» **WRITTEN TASK**
Count lines, not occurrences: report how many lines in the records hold the string "screenshot", and nothing else.

» **THE RECORDS**
◇ ◇ ◇ ◇ ◇
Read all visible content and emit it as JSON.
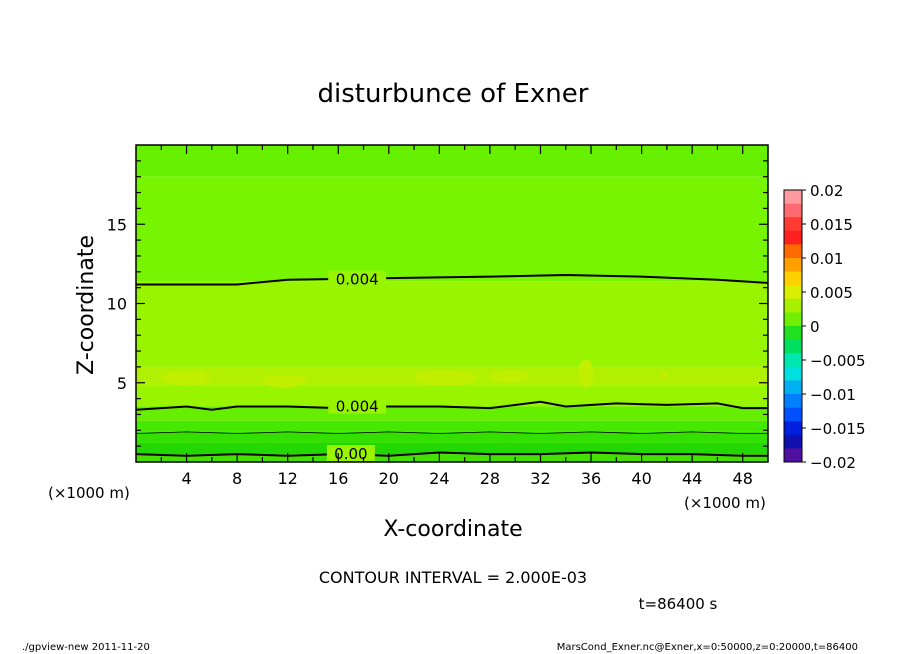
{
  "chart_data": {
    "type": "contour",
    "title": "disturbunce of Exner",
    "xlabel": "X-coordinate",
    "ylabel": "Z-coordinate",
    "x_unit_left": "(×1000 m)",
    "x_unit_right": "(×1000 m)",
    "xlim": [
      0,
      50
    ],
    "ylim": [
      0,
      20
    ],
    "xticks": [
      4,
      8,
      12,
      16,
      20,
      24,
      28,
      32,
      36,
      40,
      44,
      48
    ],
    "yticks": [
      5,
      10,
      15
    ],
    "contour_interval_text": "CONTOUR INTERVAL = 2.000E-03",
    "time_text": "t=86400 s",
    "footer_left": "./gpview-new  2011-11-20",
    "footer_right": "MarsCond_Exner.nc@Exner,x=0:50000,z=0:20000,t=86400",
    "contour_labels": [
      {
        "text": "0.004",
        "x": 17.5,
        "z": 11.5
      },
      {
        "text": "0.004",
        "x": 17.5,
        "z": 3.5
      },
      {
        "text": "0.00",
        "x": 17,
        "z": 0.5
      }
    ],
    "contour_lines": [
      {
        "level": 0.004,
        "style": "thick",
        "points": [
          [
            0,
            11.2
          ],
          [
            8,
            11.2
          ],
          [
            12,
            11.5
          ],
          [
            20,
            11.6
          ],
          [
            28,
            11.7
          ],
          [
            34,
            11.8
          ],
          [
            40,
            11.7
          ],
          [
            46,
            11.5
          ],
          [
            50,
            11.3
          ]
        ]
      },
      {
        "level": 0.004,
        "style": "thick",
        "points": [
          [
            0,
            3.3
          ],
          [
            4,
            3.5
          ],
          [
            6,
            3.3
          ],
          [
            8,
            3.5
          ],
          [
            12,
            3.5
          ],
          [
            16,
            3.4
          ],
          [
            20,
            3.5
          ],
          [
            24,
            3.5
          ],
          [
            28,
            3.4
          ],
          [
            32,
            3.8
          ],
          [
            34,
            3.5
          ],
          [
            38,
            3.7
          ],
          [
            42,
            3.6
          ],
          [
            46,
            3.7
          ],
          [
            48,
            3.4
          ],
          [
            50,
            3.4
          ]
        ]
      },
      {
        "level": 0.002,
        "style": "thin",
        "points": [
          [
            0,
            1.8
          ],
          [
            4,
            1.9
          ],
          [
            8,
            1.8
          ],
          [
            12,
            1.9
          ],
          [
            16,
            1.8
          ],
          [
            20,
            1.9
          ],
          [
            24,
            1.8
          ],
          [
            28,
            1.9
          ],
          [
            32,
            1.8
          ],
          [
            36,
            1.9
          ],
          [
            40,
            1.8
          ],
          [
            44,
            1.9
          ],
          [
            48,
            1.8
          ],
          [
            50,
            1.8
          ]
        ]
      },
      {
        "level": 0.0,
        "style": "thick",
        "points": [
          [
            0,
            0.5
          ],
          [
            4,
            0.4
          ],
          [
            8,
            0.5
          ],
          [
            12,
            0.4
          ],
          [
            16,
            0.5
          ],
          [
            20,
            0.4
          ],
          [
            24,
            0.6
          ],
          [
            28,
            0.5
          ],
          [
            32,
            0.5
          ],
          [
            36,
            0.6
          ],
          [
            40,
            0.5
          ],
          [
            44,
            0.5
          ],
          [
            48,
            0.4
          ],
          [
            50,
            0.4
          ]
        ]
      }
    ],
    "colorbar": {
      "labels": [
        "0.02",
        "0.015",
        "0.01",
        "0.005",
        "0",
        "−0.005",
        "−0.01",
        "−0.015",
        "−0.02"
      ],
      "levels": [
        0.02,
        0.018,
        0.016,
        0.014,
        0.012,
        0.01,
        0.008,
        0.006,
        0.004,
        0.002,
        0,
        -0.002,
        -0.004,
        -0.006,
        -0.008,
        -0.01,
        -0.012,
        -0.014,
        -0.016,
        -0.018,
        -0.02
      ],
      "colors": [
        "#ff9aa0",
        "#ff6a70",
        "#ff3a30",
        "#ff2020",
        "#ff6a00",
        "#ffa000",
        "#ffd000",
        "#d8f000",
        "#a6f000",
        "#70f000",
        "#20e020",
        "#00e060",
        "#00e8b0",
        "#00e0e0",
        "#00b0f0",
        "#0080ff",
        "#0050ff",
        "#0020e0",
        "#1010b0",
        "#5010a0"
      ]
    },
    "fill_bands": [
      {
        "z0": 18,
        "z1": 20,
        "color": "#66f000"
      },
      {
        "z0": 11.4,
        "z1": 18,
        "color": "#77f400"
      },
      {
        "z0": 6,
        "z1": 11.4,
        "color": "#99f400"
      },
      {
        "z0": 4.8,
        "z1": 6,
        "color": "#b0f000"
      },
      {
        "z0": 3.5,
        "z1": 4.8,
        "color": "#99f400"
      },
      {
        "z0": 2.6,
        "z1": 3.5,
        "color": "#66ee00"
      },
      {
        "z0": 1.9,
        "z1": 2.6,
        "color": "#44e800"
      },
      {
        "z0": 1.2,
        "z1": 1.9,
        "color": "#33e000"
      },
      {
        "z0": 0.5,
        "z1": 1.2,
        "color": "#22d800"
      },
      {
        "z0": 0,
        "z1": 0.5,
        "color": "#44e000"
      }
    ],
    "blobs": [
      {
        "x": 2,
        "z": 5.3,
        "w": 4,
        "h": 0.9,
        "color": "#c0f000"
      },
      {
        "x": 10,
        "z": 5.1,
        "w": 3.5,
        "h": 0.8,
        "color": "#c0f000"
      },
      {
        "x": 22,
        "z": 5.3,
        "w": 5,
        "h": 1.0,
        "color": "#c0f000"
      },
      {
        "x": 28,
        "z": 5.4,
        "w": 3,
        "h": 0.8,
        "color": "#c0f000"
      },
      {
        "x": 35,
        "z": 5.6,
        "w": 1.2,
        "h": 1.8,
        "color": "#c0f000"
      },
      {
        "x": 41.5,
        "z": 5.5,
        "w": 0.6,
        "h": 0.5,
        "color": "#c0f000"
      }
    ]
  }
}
◇ ◇ ◇ ◇ ◇
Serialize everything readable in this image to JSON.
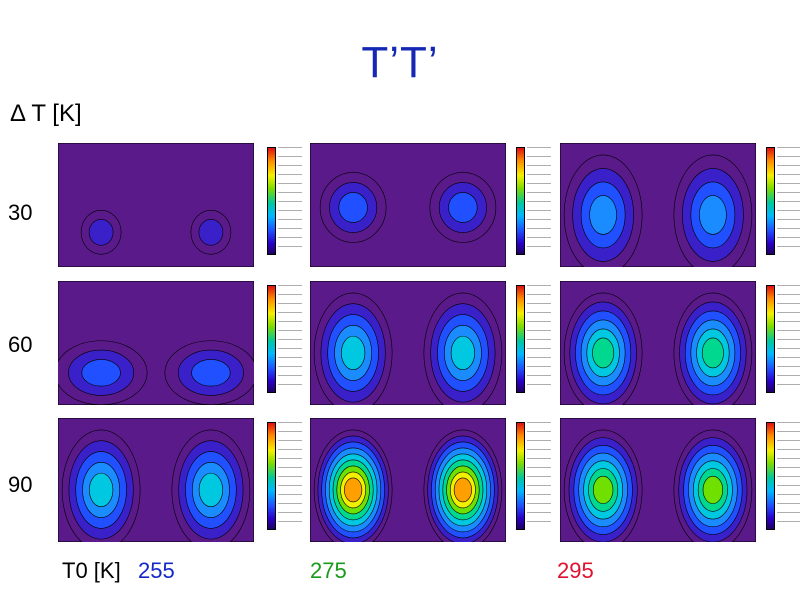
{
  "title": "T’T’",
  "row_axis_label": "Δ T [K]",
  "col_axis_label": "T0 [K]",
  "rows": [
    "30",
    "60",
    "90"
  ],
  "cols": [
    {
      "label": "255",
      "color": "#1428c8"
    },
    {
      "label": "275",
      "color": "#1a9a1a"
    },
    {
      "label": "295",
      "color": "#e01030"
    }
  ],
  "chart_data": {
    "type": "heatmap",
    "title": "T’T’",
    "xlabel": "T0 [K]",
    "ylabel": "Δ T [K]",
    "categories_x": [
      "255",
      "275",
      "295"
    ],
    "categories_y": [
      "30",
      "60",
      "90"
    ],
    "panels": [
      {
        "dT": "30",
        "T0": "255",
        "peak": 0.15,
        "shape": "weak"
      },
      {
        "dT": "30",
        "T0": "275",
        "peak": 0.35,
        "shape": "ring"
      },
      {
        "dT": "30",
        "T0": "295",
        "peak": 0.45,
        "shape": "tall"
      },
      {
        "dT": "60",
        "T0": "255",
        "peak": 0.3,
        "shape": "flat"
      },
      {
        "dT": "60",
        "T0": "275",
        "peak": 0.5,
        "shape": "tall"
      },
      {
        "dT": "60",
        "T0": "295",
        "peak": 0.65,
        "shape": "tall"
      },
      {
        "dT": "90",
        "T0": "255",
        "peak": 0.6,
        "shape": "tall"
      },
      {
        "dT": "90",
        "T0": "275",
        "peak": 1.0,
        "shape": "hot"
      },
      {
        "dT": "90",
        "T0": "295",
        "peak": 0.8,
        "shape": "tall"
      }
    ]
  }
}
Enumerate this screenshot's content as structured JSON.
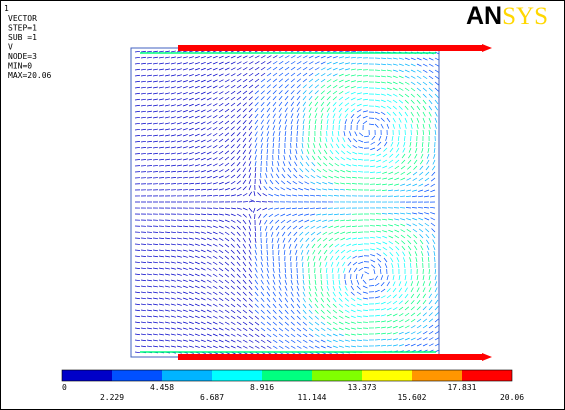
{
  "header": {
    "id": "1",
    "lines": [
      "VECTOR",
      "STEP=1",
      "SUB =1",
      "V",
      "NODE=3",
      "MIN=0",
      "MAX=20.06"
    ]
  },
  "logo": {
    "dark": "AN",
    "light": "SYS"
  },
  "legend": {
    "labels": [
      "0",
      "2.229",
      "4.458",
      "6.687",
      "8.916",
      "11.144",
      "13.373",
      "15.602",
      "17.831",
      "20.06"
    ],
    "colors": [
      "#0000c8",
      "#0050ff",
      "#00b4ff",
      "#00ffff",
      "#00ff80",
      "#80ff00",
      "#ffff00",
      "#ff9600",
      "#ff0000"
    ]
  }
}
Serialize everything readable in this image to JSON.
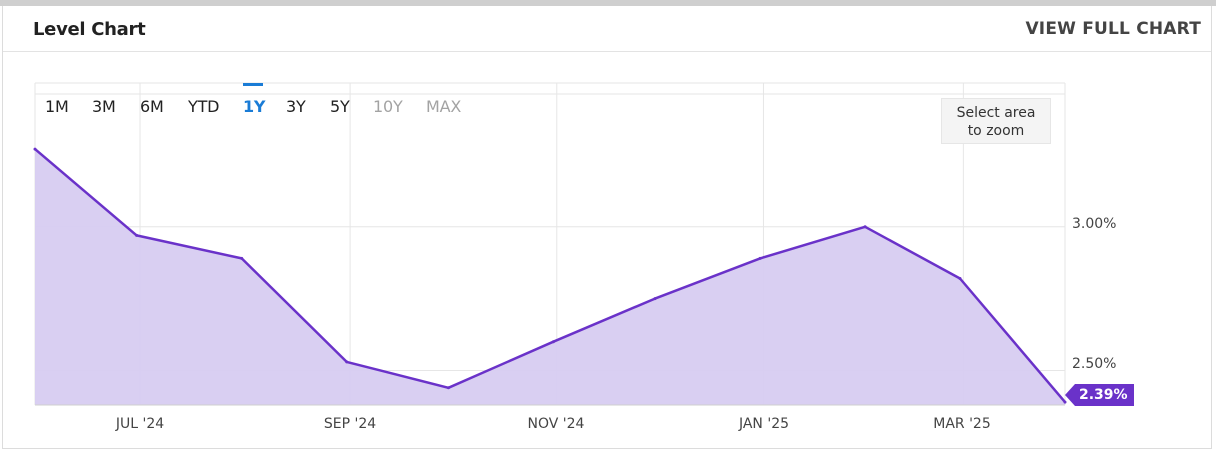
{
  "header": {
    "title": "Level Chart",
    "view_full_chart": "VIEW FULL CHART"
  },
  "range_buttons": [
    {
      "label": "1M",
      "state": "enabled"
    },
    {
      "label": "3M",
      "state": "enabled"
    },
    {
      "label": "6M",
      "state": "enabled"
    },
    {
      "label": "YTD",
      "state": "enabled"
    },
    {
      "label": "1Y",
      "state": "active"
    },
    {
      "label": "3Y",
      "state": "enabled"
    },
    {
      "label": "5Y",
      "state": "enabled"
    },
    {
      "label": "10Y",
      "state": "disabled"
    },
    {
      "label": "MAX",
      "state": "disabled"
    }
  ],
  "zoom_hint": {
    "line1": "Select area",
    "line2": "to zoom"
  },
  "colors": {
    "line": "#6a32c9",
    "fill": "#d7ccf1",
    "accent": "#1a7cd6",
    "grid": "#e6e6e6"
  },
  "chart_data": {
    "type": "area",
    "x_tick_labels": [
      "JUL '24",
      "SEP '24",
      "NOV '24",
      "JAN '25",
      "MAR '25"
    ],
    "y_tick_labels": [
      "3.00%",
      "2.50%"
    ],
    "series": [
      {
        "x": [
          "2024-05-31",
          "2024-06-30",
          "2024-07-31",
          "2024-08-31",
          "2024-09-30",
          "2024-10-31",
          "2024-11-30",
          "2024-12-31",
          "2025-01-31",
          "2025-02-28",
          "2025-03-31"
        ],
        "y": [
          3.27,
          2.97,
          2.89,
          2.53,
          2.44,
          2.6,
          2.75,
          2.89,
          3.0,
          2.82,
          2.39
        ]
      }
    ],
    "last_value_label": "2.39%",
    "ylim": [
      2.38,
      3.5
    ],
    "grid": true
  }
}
◇ ◇ ◇ ◇ ◇
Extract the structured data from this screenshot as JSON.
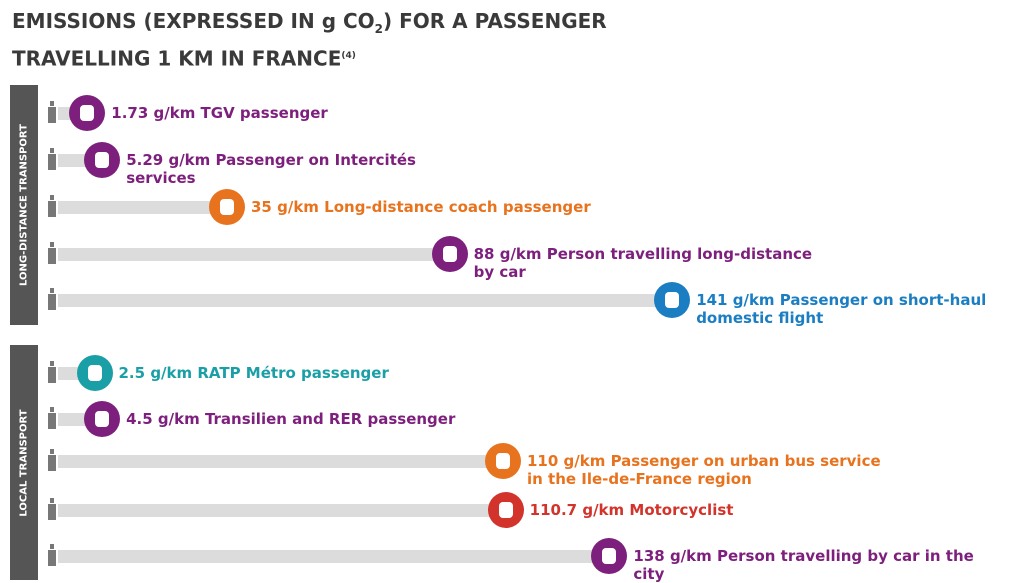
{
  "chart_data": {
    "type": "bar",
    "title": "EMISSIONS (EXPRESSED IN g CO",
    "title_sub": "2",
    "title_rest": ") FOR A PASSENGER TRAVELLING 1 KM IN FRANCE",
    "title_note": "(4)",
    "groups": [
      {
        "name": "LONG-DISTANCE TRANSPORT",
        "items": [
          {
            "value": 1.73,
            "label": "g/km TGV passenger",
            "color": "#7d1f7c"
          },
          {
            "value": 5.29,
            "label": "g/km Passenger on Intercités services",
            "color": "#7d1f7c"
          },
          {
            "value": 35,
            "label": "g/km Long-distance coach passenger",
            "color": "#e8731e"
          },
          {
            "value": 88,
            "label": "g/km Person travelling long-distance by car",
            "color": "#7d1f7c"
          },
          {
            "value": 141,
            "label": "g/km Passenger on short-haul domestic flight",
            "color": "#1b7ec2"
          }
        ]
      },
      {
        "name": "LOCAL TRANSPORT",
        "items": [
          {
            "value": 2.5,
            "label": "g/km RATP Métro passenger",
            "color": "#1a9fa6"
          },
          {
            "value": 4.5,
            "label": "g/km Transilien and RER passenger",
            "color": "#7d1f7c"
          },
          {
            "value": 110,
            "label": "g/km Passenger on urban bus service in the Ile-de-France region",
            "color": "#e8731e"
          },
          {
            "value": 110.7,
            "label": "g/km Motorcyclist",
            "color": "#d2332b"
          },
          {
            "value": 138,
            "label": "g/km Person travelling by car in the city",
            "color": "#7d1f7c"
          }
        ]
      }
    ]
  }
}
◇ ◇ ◇ ◇ ◇
» **SOLUTION FOR THIS TASK**
2